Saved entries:
— START —
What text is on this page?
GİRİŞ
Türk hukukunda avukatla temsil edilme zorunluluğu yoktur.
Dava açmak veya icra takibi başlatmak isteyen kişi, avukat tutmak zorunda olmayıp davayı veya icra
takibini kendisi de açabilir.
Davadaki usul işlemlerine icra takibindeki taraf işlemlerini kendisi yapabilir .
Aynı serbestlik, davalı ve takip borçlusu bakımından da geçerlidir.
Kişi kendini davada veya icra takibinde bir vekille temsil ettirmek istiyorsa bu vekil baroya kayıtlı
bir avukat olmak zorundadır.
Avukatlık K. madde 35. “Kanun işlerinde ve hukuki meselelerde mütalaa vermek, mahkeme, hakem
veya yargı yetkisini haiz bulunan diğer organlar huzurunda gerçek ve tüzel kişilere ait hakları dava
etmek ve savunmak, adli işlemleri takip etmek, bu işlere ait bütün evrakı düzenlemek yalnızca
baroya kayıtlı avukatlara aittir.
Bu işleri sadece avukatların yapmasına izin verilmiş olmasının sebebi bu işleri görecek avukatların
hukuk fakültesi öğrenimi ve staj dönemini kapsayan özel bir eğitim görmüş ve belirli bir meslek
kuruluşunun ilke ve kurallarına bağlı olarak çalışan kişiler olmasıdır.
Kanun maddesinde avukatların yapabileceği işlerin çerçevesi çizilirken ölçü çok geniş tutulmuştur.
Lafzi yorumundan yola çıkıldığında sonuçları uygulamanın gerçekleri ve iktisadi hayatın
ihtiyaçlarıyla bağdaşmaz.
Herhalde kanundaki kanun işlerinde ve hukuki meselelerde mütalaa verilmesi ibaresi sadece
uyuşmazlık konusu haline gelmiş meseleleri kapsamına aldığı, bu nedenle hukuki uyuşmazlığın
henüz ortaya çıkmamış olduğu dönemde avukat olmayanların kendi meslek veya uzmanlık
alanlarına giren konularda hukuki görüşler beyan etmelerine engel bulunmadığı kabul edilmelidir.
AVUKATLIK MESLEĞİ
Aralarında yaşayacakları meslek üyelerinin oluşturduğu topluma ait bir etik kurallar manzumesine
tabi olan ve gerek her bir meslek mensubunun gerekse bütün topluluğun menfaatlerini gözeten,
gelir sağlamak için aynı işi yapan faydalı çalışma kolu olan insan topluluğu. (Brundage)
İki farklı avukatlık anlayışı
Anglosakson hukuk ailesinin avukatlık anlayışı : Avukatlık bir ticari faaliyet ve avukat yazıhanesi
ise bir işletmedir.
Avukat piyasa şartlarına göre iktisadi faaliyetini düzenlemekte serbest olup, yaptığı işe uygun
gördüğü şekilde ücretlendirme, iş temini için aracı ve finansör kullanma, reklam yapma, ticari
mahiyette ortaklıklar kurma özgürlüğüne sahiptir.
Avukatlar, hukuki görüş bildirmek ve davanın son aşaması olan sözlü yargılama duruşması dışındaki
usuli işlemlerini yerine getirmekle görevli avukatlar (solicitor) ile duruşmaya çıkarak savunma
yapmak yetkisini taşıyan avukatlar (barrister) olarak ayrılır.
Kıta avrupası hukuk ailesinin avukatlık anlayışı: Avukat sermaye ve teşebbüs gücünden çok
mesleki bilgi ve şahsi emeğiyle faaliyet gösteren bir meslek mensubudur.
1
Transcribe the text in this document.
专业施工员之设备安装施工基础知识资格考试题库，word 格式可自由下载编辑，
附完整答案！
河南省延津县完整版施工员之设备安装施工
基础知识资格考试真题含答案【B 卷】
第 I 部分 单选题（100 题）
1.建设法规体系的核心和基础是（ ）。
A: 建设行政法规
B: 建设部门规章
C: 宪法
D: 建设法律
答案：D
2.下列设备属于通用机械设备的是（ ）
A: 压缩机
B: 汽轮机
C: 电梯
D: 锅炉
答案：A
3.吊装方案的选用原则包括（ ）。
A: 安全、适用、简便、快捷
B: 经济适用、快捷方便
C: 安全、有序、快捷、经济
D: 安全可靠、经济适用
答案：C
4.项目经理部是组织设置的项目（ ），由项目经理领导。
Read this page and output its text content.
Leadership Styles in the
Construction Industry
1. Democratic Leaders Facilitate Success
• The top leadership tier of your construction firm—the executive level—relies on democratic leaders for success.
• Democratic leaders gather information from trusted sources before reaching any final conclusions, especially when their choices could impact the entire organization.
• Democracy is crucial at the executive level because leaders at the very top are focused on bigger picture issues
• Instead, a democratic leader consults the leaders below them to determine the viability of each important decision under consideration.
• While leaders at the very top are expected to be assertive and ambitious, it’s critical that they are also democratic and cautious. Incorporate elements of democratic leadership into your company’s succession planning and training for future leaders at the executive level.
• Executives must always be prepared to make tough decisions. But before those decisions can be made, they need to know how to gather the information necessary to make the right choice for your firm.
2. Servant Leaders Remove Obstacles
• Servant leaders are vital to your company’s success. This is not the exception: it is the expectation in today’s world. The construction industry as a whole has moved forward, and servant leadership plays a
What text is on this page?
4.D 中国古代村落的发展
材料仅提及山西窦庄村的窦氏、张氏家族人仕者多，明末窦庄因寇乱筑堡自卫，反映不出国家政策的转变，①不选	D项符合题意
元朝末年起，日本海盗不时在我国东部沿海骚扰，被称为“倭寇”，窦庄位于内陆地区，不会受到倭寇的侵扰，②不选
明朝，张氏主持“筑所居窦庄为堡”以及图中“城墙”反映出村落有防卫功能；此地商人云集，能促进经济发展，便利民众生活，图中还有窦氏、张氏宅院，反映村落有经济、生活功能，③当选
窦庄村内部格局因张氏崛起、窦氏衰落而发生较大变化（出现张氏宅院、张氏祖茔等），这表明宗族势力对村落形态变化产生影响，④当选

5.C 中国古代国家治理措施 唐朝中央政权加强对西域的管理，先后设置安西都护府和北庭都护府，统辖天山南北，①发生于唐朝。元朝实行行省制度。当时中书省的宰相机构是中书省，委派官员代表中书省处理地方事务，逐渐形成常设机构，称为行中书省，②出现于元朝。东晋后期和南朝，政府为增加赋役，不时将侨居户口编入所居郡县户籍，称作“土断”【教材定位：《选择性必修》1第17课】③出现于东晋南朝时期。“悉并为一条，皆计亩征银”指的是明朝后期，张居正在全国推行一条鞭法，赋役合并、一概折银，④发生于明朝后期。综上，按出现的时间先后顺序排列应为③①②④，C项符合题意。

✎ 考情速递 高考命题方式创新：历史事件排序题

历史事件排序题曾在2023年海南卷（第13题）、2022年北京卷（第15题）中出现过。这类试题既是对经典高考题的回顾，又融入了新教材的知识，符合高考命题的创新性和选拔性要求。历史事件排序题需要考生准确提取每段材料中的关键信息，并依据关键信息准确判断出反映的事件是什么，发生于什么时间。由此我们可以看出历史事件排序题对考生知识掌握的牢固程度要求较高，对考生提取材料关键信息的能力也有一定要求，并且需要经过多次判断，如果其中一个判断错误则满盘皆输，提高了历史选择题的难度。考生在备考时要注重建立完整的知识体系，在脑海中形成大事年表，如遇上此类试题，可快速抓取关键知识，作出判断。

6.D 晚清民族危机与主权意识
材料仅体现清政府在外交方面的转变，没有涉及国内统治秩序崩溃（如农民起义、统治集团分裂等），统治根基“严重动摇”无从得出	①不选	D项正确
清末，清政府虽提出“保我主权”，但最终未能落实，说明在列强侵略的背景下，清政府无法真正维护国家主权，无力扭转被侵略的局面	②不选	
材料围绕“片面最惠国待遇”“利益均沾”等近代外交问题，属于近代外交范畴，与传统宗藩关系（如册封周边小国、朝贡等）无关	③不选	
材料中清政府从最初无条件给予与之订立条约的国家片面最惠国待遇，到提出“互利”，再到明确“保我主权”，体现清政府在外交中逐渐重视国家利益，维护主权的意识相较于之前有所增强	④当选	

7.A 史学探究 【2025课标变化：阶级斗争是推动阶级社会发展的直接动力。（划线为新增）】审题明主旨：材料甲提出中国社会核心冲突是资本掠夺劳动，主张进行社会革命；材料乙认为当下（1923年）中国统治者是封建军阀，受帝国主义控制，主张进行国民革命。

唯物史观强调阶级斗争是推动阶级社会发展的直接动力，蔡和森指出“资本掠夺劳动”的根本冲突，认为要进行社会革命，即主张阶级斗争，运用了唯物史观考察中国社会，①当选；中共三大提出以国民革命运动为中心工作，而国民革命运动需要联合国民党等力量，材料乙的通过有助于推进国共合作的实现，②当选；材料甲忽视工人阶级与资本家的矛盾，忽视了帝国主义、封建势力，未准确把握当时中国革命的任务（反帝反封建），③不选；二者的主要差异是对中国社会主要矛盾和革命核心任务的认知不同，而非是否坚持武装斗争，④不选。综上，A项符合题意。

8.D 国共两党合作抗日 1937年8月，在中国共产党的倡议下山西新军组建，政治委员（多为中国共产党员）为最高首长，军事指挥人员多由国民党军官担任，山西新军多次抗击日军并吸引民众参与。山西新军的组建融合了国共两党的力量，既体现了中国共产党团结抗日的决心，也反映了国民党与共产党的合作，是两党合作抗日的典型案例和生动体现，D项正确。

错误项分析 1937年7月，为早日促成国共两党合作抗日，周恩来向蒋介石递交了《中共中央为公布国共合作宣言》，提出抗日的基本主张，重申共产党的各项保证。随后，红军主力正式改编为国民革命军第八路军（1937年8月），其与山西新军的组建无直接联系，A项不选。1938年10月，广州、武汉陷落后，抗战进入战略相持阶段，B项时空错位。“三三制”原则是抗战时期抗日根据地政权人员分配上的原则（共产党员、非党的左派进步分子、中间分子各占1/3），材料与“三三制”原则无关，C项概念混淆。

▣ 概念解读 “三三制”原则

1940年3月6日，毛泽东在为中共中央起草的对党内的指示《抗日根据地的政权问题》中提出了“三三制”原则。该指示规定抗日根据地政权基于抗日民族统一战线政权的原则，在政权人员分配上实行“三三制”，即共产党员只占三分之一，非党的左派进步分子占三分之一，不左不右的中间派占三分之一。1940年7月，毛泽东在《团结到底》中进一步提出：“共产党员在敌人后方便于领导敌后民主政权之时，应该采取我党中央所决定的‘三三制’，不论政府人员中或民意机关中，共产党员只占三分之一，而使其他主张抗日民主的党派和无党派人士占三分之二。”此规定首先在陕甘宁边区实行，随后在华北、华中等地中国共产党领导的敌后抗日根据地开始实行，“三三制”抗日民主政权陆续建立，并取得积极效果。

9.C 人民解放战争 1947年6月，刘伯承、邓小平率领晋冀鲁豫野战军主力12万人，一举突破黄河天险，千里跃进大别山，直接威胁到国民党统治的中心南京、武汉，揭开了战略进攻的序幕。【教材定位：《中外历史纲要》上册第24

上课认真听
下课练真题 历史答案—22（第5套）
— END —
Problem to work on:
Return each line with "işlerinde".

The completed task:
Avukatlık K. madde 35. “Kanun işlerinde ve hukuki meselelerde mütalaa vermek, mahkeme, hakem
Herhalde kanundaki kanun işlerinde ve hukuki meselelerde mütalaa verilmesi ibaresi sadece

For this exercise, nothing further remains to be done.